* Exercise details *
Check every line below for the word "Rate" and show those that hold it.

* Listing *

** START **

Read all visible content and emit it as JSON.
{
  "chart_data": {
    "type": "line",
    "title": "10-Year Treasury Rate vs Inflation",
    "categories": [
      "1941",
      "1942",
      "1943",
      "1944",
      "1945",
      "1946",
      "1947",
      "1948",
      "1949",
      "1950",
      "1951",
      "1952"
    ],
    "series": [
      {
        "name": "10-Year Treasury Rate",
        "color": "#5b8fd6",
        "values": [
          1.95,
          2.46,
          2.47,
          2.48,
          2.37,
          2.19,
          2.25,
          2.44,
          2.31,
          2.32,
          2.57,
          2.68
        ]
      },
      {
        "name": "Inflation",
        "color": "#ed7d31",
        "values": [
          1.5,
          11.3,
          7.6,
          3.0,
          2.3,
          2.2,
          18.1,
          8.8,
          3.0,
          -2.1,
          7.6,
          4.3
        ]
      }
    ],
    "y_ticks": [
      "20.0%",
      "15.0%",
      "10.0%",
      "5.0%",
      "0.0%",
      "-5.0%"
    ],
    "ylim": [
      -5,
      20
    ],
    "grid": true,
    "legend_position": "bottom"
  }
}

** END **

* Completed exercise *
    "title": "10-Year Treasury Rate vs Inflation",
        "name": "10-Year Treasury Rate",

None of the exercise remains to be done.